▶ **Stated task**: Report only the number of lines in the records that contain the word "formas".

++++++++++

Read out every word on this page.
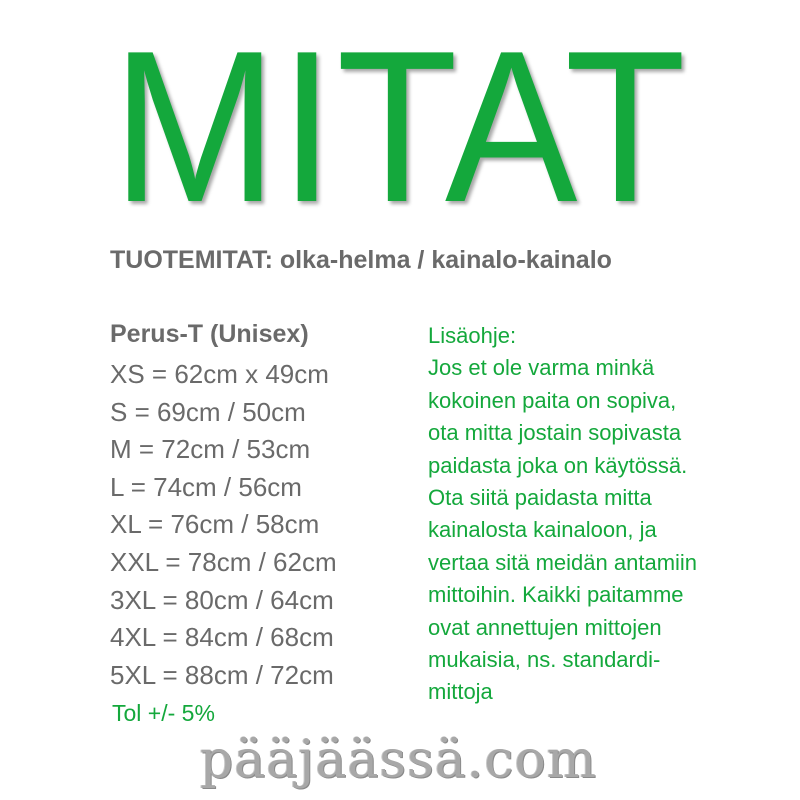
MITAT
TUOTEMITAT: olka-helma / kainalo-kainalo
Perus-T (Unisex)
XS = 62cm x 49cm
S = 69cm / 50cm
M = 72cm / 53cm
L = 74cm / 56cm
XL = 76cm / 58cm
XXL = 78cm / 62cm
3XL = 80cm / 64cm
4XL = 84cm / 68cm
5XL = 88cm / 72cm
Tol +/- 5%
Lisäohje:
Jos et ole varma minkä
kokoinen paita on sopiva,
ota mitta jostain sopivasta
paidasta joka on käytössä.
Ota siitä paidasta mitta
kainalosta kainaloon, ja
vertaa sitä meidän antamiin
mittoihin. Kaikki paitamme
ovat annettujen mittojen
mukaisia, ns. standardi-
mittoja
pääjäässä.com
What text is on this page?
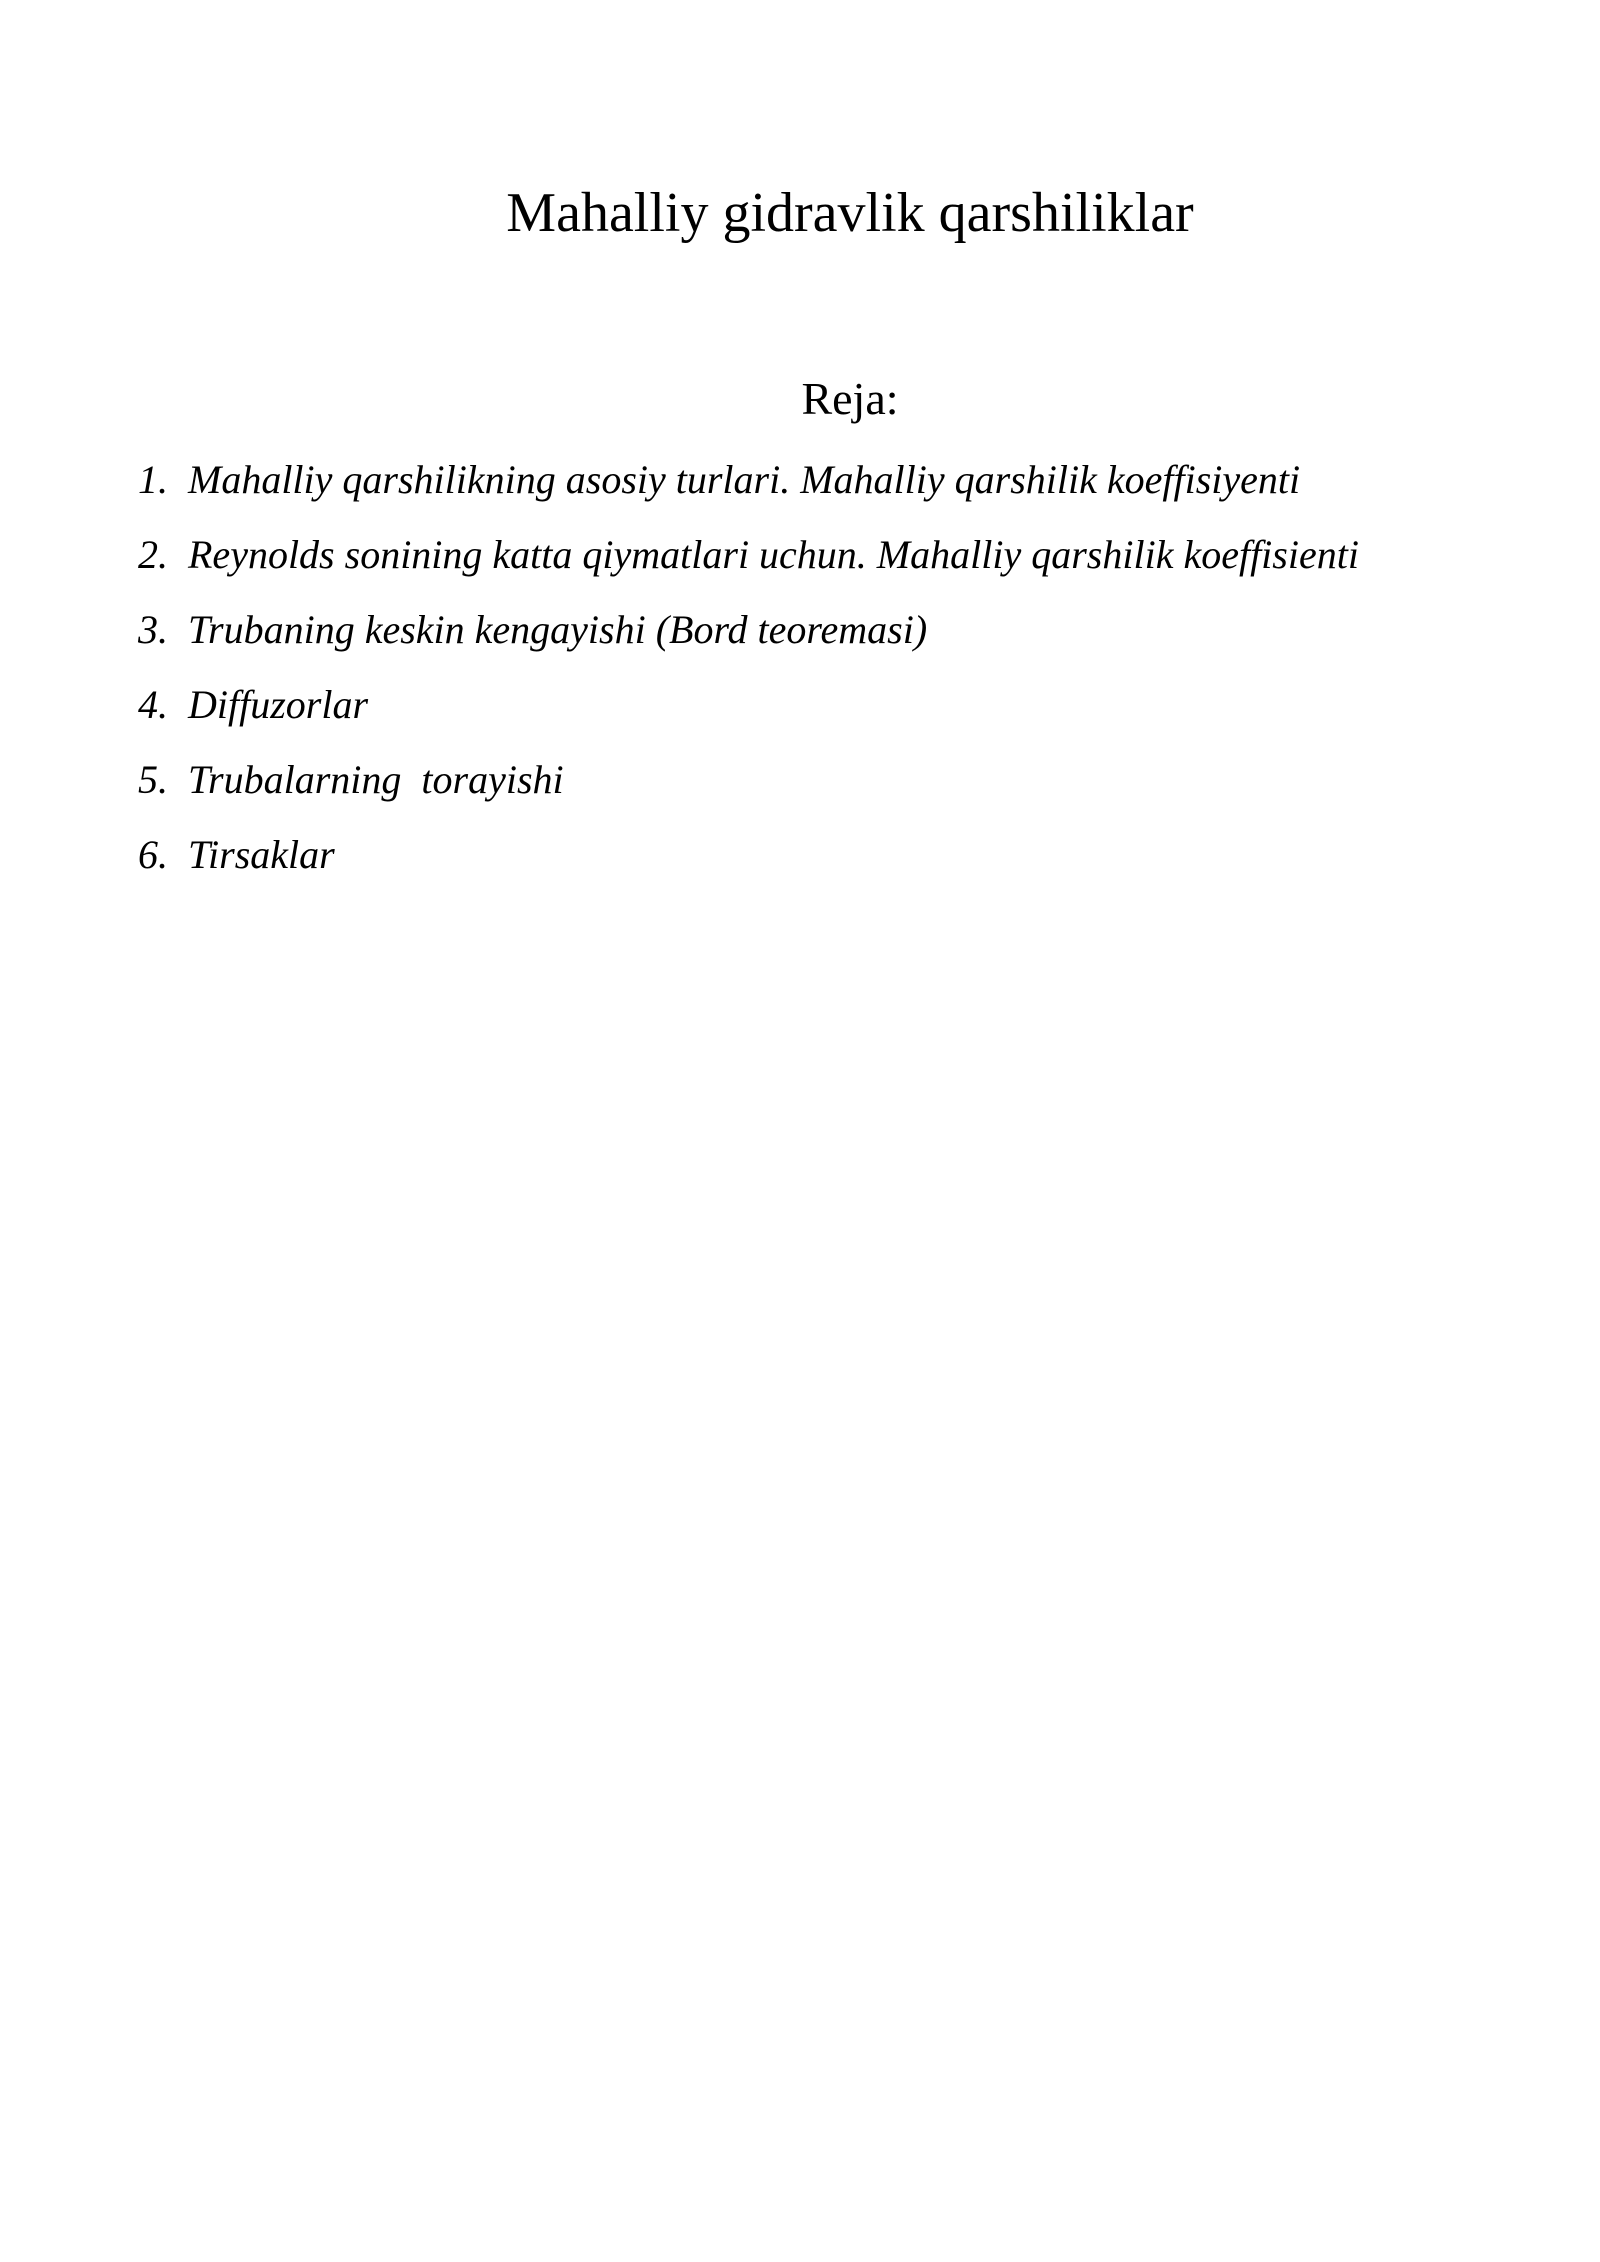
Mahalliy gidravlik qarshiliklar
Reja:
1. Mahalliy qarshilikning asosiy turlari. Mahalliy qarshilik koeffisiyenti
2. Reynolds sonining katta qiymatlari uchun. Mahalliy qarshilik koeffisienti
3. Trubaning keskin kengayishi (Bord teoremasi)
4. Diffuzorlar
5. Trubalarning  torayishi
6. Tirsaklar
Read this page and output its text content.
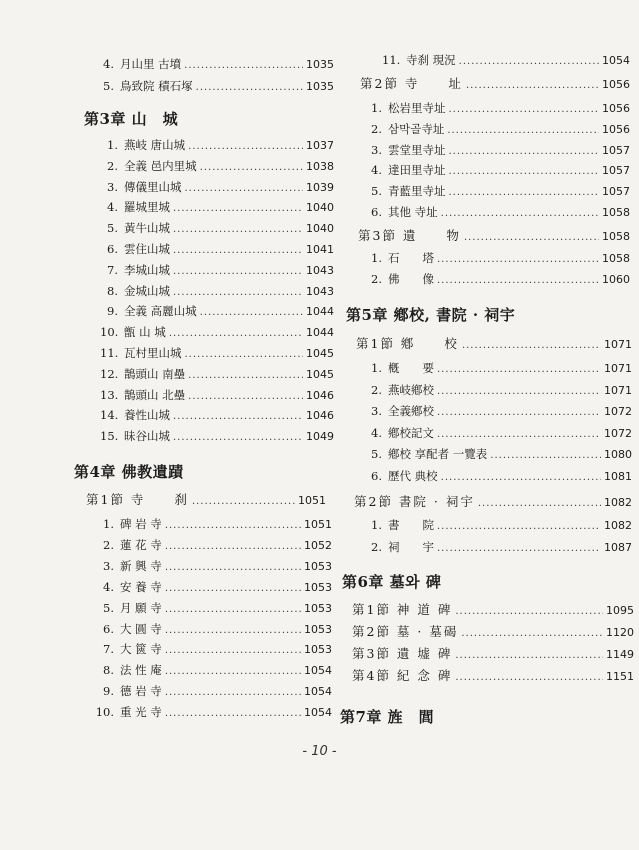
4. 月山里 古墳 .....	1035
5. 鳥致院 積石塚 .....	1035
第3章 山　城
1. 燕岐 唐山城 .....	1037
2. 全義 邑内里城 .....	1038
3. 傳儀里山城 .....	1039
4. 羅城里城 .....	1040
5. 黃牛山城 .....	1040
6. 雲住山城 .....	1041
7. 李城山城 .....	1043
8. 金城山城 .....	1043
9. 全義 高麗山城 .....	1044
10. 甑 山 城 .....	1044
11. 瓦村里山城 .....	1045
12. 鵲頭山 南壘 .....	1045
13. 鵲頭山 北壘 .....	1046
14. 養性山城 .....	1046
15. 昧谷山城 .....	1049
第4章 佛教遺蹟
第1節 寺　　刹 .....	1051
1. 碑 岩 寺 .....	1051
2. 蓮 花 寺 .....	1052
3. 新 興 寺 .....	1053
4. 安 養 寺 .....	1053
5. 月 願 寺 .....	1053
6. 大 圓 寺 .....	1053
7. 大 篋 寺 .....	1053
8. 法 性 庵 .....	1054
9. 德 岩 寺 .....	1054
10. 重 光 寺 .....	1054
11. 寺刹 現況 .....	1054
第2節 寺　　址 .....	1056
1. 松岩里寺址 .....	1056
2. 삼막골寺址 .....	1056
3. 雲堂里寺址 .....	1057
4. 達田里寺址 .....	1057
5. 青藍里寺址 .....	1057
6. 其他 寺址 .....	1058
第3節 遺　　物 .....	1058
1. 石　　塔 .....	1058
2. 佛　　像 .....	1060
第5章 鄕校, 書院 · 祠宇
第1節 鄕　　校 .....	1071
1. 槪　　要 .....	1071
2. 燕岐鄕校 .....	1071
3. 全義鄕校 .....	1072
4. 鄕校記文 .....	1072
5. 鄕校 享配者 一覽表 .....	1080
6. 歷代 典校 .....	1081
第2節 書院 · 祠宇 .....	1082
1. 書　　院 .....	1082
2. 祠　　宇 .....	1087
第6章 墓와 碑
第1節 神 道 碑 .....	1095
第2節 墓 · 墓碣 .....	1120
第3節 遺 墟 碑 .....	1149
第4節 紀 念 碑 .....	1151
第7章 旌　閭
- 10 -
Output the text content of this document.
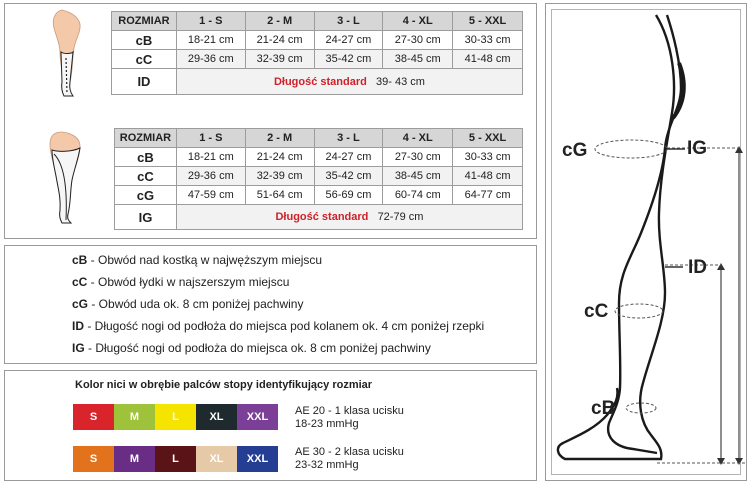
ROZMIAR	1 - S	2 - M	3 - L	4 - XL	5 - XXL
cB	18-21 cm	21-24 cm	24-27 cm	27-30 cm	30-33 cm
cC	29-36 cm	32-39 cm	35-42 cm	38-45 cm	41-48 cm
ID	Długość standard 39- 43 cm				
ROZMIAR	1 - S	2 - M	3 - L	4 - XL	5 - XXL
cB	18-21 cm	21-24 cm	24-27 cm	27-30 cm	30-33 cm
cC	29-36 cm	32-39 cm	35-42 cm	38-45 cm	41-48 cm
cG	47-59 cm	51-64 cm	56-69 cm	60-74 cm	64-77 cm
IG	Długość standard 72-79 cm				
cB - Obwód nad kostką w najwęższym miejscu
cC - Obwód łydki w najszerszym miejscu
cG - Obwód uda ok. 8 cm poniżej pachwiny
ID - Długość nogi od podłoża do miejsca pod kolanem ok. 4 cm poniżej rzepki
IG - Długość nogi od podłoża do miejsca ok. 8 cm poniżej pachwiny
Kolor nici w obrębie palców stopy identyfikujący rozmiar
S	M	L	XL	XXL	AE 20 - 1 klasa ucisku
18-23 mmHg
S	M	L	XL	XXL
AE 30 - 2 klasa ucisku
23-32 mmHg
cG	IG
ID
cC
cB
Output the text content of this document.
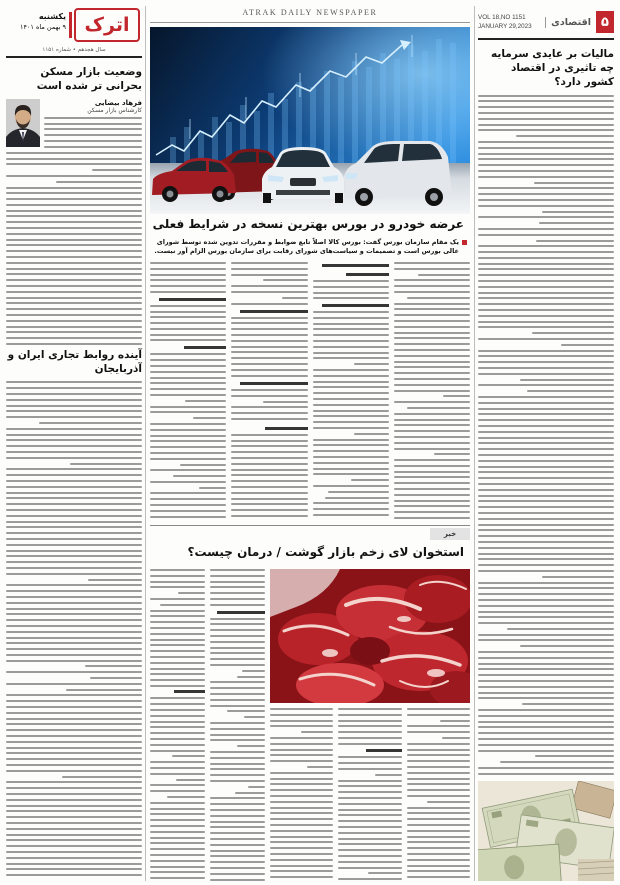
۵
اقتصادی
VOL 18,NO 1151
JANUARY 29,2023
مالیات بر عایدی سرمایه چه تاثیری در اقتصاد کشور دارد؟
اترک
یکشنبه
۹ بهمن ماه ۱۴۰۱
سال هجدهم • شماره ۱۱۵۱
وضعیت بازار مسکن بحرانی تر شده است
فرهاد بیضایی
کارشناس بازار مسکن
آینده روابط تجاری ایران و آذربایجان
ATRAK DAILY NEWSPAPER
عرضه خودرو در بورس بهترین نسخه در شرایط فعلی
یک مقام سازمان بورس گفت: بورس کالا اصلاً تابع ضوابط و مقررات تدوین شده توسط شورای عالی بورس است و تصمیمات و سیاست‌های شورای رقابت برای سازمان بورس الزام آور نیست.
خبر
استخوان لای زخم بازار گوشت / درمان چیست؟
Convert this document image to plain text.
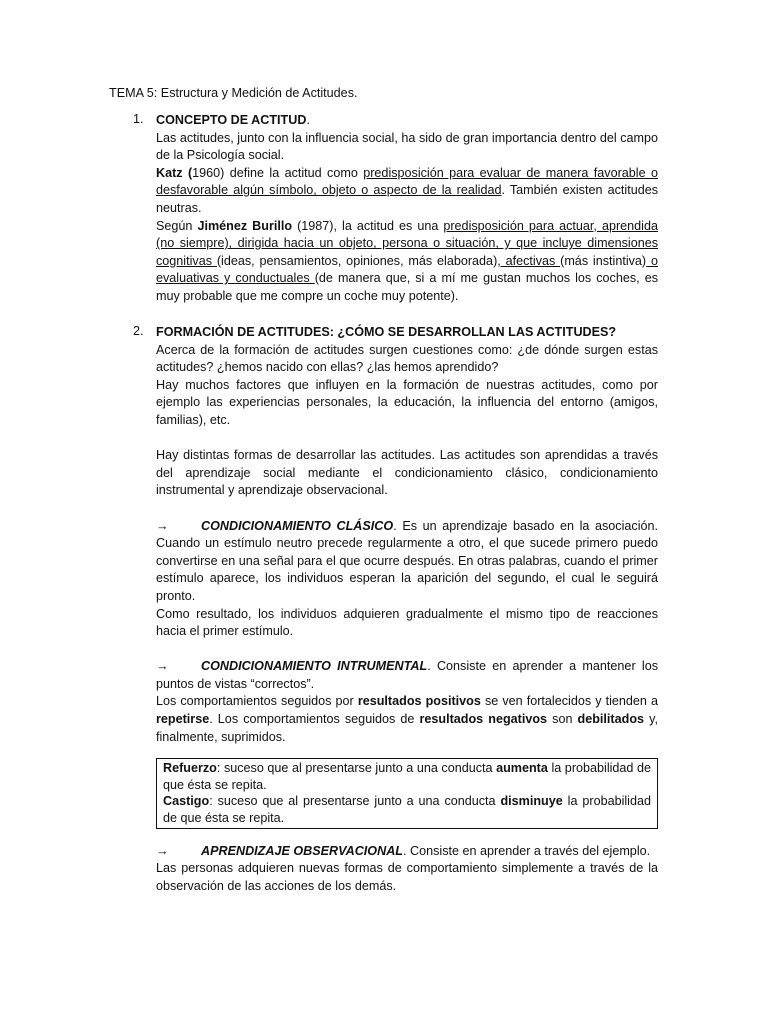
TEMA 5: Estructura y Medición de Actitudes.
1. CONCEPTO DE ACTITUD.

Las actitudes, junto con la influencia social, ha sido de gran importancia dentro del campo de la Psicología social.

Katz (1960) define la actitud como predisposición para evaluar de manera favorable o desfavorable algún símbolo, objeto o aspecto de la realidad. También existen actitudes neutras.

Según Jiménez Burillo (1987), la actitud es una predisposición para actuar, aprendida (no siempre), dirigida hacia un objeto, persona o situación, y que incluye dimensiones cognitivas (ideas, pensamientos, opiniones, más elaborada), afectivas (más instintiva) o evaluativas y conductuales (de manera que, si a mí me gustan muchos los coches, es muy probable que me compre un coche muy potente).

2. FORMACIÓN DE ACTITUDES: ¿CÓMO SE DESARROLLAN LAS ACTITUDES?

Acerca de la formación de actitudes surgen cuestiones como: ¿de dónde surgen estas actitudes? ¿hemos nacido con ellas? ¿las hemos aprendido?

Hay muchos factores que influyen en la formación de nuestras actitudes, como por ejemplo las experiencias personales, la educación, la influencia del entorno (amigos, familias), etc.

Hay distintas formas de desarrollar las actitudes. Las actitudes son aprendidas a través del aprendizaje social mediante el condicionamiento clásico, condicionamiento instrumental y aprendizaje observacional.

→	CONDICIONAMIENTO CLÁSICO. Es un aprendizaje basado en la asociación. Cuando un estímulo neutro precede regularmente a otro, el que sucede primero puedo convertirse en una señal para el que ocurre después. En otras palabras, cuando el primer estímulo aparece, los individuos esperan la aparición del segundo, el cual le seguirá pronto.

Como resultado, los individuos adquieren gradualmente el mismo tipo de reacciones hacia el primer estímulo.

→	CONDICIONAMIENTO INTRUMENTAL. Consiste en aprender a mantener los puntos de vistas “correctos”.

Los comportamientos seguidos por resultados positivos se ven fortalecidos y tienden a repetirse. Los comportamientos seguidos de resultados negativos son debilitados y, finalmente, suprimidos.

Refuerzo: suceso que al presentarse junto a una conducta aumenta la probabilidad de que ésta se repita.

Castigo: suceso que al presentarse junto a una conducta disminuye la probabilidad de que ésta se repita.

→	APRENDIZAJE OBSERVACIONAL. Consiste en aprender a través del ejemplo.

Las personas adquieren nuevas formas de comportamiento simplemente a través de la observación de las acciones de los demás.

++++++++++

▶ **Full answer**: 2